(REQUIRED TASK): Every record should be written out exactly, please.
◆ ◆ ◆ ◆
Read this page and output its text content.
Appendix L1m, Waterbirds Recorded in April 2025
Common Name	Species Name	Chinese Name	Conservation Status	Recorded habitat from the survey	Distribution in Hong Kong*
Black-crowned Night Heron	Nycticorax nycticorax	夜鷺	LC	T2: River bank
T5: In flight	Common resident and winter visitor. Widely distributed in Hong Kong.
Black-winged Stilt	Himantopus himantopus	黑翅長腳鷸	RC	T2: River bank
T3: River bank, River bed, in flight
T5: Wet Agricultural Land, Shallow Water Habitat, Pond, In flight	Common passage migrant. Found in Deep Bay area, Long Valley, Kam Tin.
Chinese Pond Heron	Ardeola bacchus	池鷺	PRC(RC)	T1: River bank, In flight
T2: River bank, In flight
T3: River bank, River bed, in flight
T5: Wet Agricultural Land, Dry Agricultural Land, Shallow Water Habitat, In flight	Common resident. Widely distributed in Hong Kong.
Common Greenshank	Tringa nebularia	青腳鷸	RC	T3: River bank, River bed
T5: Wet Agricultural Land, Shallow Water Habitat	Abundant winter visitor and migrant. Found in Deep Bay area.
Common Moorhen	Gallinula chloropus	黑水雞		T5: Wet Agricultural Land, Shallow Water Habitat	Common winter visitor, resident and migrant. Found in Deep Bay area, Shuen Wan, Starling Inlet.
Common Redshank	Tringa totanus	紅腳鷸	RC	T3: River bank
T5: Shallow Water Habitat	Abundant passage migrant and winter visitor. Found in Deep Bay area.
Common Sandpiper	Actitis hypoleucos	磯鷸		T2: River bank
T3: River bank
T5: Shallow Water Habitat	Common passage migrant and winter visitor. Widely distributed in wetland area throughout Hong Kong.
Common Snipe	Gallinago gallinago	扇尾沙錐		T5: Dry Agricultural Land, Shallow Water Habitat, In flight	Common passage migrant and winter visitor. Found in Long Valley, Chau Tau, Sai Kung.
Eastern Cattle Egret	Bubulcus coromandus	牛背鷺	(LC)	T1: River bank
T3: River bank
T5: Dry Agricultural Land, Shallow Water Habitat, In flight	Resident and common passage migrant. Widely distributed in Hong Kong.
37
◆ ◆ ◆ ◆
(SOLUTION TO THIS TASK):
Read this page and output its text content.
Appendix L1m, Waterbirds Recorded in April 2025
Common Name	Species Name	Chinese Name	Conservation Status	Recorded habitat from the survey	Distribution in Hong Kong*
Black-crowned Night Heron	Nycticorax nycticorax	夜鷺	LC	T2: River bank
T5: In flight	Common resident and winter visitor. Widely distributed in Hong Kong.
Black-winged Stilt	Himantopus himantopus	黑翅長腳鷸	RC	T2: River bank
T3: River bank, River bed, in flight
T5: Wet Agricultural Land, Shallow Water Habitat, Pond, In flight	Common passage migrant. Found in Deep Bay area, Long Valley, Kam Tin.
Chinese Pond Heron	Ardeola bacchus	池鷺	PRC(RC)	T1: River bank, In flight
T2: River bank, In flight
T3: River bank, River bed, in flight
T5: Wet Agricultural Land, Dry Agricultural Land, Shallow Water Habitat, In flight	Common resident. Widely distributed in Hong Kong.
Common Greenshank	Tringa nebularia	青腳鷸	RC	T3: River bank, River bed
T5: Wet Agricultural Land, Shallow Water Habitat	Abundant winter visitor and migrant. Found in Deep Bay area.
Common Moorhen	Gallinula chloropus	黑水雞		T5: Wet Agricultural Land, Shallow Water Habitat	Common winter visitor, resident and migrant. Found in Deep Bay area, Shuen Wan, Starling Inlet.
Common Redshank	Tringa totanus	紅腳鷸	RC	T3: River bank
T5: Shallow Water Habitat	Abundant passage migrant and winter visitor. Found in Deep Bay area.
Common Sandpiper	Actitis hypoleucos	磯鷸		T2: River bank
T3: River bank
T5: Shallow Water Habitat	Common passage migrant and winter visitor. Widely distributed in wetland area throughout Hong Kong.
Common Snipe	Gallinago gallinago	扇尾沙錐		T5: Dry Agricultural Land, Shallow Water Habitat, In flight	Common passage migrant and winter visitor. Found in Long Valley, Chau Tau, Sai Kung.
Eastern Cattle Egret	Bubulcus coromandus	牛背鷺	(LC)	T1: River bank
T3: River bank
T5: Dry Agricultural Land, Shallow Water Habitat, In flight	Resident and common passage migrant. Widely distributed in Hong Kong.
37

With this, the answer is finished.